• _Kurze Aufgabe_
Gib die folgenden Zeilen vollständig und ohne jede Änderung wieder.

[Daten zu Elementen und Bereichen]
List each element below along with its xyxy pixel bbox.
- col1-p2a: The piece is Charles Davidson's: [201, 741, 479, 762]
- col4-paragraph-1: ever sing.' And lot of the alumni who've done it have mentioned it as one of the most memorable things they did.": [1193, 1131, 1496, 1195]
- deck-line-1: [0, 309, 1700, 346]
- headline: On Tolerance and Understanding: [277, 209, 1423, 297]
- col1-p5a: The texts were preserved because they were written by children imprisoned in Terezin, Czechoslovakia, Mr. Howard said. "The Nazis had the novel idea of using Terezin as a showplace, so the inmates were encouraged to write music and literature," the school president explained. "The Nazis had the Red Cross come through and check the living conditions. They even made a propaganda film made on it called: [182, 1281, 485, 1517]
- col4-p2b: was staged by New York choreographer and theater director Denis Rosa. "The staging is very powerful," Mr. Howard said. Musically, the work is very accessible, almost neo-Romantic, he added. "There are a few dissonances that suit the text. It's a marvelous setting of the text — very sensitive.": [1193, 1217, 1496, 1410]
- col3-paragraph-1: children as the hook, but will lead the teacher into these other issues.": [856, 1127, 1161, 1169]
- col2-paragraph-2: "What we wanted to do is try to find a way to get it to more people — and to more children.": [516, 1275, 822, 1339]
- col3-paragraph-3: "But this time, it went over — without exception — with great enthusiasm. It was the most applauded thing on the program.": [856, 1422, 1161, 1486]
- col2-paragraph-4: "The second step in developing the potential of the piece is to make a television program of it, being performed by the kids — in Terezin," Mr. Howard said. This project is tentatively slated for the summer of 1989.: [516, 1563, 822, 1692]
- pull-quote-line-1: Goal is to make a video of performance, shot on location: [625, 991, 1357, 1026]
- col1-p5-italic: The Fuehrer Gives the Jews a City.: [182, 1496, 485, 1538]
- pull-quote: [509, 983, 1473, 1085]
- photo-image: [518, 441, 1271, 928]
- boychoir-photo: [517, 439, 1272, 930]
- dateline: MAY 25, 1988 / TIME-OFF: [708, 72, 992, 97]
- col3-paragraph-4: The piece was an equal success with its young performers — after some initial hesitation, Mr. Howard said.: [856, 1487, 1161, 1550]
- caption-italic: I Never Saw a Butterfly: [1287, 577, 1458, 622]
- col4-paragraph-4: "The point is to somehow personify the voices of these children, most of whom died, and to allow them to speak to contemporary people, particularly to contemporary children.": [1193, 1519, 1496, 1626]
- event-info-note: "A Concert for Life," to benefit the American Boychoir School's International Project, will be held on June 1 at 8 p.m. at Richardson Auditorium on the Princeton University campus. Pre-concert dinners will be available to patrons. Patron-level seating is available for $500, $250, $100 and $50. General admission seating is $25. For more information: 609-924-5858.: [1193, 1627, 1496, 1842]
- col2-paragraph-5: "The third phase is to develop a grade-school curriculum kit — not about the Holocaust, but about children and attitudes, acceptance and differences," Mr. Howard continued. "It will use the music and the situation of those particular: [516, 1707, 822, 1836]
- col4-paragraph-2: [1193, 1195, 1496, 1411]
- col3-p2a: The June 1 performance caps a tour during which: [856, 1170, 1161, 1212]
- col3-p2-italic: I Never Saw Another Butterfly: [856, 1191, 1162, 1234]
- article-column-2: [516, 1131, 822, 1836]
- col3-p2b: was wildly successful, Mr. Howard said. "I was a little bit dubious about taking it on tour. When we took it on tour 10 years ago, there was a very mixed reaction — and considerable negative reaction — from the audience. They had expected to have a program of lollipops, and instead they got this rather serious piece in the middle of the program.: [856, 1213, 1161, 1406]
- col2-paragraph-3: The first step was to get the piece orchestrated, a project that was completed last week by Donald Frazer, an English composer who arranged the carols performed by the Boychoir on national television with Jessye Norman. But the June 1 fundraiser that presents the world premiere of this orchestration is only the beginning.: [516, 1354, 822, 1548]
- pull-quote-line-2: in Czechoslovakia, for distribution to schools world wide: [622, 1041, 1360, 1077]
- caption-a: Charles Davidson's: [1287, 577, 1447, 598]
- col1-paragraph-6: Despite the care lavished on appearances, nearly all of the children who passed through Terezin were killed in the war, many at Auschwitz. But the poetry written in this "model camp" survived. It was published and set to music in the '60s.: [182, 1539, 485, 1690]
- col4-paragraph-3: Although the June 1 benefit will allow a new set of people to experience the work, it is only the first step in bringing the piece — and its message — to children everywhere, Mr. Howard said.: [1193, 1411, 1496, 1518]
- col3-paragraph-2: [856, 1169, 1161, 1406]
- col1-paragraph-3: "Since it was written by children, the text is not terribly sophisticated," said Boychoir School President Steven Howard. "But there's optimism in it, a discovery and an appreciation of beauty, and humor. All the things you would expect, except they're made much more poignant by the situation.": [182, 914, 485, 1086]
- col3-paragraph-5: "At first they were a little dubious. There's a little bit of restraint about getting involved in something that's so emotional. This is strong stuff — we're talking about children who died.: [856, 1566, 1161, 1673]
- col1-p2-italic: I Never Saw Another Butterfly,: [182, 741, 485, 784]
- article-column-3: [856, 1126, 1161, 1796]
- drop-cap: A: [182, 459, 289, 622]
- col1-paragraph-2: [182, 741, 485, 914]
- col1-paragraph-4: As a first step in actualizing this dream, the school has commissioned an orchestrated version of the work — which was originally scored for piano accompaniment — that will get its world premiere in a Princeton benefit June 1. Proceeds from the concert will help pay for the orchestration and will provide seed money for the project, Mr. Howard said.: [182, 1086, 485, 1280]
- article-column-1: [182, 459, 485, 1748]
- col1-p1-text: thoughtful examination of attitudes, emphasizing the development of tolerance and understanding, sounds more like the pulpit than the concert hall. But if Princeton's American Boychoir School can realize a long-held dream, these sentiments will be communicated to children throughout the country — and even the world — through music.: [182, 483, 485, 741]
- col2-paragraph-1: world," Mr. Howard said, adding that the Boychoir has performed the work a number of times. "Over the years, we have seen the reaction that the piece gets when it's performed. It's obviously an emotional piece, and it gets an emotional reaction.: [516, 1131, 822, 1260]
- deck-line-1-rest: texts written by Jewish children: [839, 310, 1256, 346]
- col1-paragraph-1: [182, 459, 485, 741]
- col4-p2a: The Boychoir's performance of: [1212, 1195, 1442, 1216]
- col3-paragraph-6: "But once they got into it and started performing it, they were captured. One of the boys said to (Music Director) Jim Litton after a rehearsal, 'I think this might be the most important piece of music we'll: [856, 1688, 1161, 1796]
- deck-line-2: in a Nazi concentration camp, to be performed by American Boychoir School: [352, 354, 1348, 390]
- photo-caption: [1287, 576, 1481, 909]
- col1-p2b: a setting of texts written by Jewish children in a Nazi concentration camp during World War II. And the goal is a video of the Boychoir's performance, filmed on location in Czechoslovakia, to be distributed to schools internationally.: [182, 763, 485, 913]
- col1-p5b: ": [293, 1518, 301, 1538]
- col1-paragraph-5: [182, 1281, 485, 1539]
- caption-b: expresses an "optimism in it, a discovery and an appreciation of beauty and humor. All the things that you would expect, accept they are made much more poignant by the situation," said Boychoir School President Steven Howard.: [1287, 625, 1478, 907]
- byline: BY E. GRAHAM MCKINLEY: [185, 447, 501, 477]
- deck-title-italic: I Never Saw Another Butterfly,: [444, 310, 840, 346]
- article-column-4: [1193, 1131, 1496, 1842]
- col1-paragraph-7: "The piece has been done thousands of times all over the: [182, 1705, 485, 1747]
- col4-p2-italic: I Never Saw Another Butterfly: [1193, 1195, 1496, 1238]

• _Antwort_
List each element below along with its xyxy pixel bbox.
- col1-p2a: The piece is Charles Davidson's: [201, 741, 479, 762]
- col4-paragraph-1: ever sing.' And lot of the alumni who've done it have mentioned it as one of the most memorable things they did.": [1193, 1131, 1496, 1195]
- deck-line-1: [0, 309, 1700, 346]
- headline: On Tolerance and Understanding: [277, 209, 1423, 297]
- col1-p5a: The texts were preserved because they were written by children imprisoned in Terezin, Czechoslovakia, Mr. Howard said. "The Nazis had the novel idea of using Terezin as a showplace, so the inmates were encouraged to write music and literature," the school president explained. "The Nazis had the Red Cross come through and check the living conditions. They even made a propaganda film made on it called: [182, 1281, 485, 1517]
- col4-p2b: was staged by New York choreographer and theater director Denis Rosa. "The staging is very powerful," Mr. Howard said. Musically, the work is very accessible, almost neo-Romantic, he added. "There are a few dissonances that suit the text. It's a marvelous setting of the text — very sensitive.": [1193, 1217, 1496, 1410]
- col3-paragraph-1: children as the hook, but will lead the teacher into these other issues.": [856, 1127, 1161, 1169]
- col2-paragraph-2: "What we wanted to do is try to find a way to get it to more people — and to more children.": [516, 1275, 822, 1339]
- col3-paragraph-3: "But this time, it went over — without exception — with great enthusiasm. It was the most applauded thing on the program.": [856, 1422, 1161, 1486]
- col2-paragraph-4: "The second step in developing the potential of the piece is to make a television program of it, being performed by the kids — in Terezin," Mr. Howard said. This project is tentatively slated for the summer of 1989.: [516, 1563, 822, 1692]
- pull-quote-line-1: Goal is to make a video of performance, shot on location: [625, 991, 1357, 1026]
- col1-p5-italic: The Fuehrer Gives the Jews a City.: [182, 1496, 485, 1538]
- pull-quote: [509, 983, 1473, 1085]
- photo-image: [518, 441, 1271, 928]
- boychoir-photo: [517, 439, 1272, 930]
- dateline: MAY 25, 1988 / TIME-OFF: [708, 72, 992, 97]
- col3-paragraph-4: The piece was an equal success with its young performers — after some initial hesitation, Mr. Howard said.: [856, 1487, 1161, 1550]
- caption-italic: I Never Saw a Butterfly: [1287, 577, 1458, 622]
- col4-paragraph-4: "The point is to somehow personify the voices of these children, most of whom died, and to allow them to speak to contemporary people, particularly to contemporary children.": [1193, 1519, 1496, 1626]
- event-info-note: "A Concert for Life," to benefit the American Boychoir School's International Project, will be held on June 1 at 8 p.m. at Richardson Auditorium on the Princeton University campus. Pre-concert dinners will be available to patrons. Patron-level seating is available for $500, $250, $100 and $50. General admission seating is $25. For more information: 609-924-5858.: [1193, 1627, 1496, 1842]
- col2-paragraph-5: "The third phase is to develop a grade-school curriculum kit — not about the Holocaust, but about children and attitudes, acceptance and differences," Mr. Howard continued. "It will use the music and the situation of those particular: [516, 1707, 822, 1836]
- col4-paragraph-2: [1193, 1195, 1496, 1411]
- col3-p2a: The June 1 performance caps a tour during which: [856, 1170, 1161, 1212]
- col3-p2-italic: I Never Saw Another Butterfly: [856, 1191, 1162, 1234]
- article-column-2: [516, 1131, 822, 1836]
- col3-p2b: was wildly successful, Mr. Howard said. "I was a little bit dubious about taking it on tour. When we took it on tour 10 years ago, there was a very mixed reaction — and considerable negative reaction — from the audience. They had expected to have a program of lollipops, and instead they got this rather serious piece in the middle of the program.: [856, 1213, 1161, 1406]
- col2-paragraph-3: The first step was to get the piece orchestrated, a project that was completed last week by Donald Frazer, an English composer who arranged the carols performed by the Boychoir on national television with Jessye Norman. But the June 1 fundraiser that presents the world premiere of this orchestration is only the beginning.: [516, 1354, 822, 1548]
- pull-quote-line-2: in Czechoslovakia, for distribution to schools world wide: [622, 1041, 1360, 1077]
- caption-a: Charles Davidson's: [1287, 577, 1447, 598]
- col1-paragraph-6: Despite the care lavished on appearances, nearly all of the children who passed through Terezin were killed in the war, many at Auschwitz. But the poetry written in this "model camp" survived. It was published and set to music in the '60s.: [182, 1539, 485, 1690]
- col4-paragraph-3: Although the June 1 benefit will allow a new set of people to experience the work, it is only the first step in bringing the piece — and its message — to children everywhere, Mr. Howard said.: [1193, 1411, 1496, 1518]
- col3-paragraph-2: [856, 1169, 1161, 1406]
- col1-paragraph-3: "Since it was written by children, the text is not terribly sophisticated," said Boychoir School President Steven Howard. "But there's optimism in it, a discovery and an appreciation of beauty, and humor. All the things you would expect, except they're made much more poignant by the situation.": [182, 914, 485, 1086]
- col3-paragraph-5: "At first they were a little dubious. There's a little bit of restraint about getting involved in something that's so emotional. This is strong stuff — we're talking about children who died.: [856, 1566, 1161, 1673]
- col1-p2-italic: I Never Saw Another Butterfly,: [182, 741, 485, 784]
- article-column-3: [856, 1126, 1161, 1796]
- drop-cap: A: [182, 459, 289, 622]
- col1-paragraph-2: [182, 741, 485, 914]
- col1-paragraph-4: As a first step in actualizing this dream, the school has commissioned an orchestrated version of the work — which was originally scored for piano accompaniment — that will get its world premiere in a Princeton benefit June 1. Proceeds from the concert will help pay for the orchestration and will provide seed money for the project, Mr. Howard said.: [182, 1086, 485, 1280]
- article-column-1: [182, 459, 485, 1748]
- col1-p1-text: thoughtful examination of attitudes, emphasizing the development of tolerance and understanding, sounds more like the pulpit than the concert hall. But if Princeton's American Boychoir School can realize a long-held dream, these sentiments will be communicated to children throughout the country — and even the world — through music.: [182, 483, 485, 741]
- col2-paragraph-1: world," Mr. Howard said, adding that the Boychoir has performed the work a number of times. "Over the years, we have seen the reaction that the piece gets when it's performed. It's obviously an emotional piece, and it gets an emotional reaction.: [516, 1131, 822, 1260]
- deck-line-1-rest: texts written by Jewish children: [839, 310, 1256, 346]
- col1-paragraph-1: [182, 459, 485, 741]
- col4-p2a: The Boychoir's performance of: [1212, 1195, 1442, 1216]
- col3-paragraph-6: "But once they got into it and started performing it, they were captured. One of the boys said to (Music Director) Jim Litton after a rehearsal, 'I think this might be the most important piece of music we'll: [856, 1688, 1161, 1796]
- deck-line-2: in a Nazi concentration camp, to be performed by American Boychoir School: [352, 354, 1348, 390]
- photo-caption: [1287, 576, 1481, 909]
- col1-p2b: a setting of texts written by Jewish children in a Nazi concentration camp during World War II. And the goal is a video of the Boychoir's performance, filmed on location in Czechoslovakia, to be distributed to schools internationally.: [182, 763, 485, 913]
- col1-p5b: ": [293, 1518, 301, 1538]
- col1-paragraph-5: [182, 1281, 485, 1539]
- caption-b: expresses an "optimism in it, a discovery and an appreciation of beauty and humor. All the things that you would expect, accept they are made much more poignant by the situation," said Boychoir School President Steven Howard.: [1287, 625, 1478, 907]
- byline: BY E. GRAHAM MCKINLEY: [185, 447, 501, 477]
- deck-title-italic: I Never Saw Another Butterfly,: [444, 310, 840, 346]
- article-column-4: [1193, 1131, 1496, 1842]
- col1-paragraph-7: "The piece has been done thousands of times all over the: [182, 1705, 485, 1747]
- col4-p2-italic: I Never Saw Another Butterfly: [1193, 1195, 1496, 1238]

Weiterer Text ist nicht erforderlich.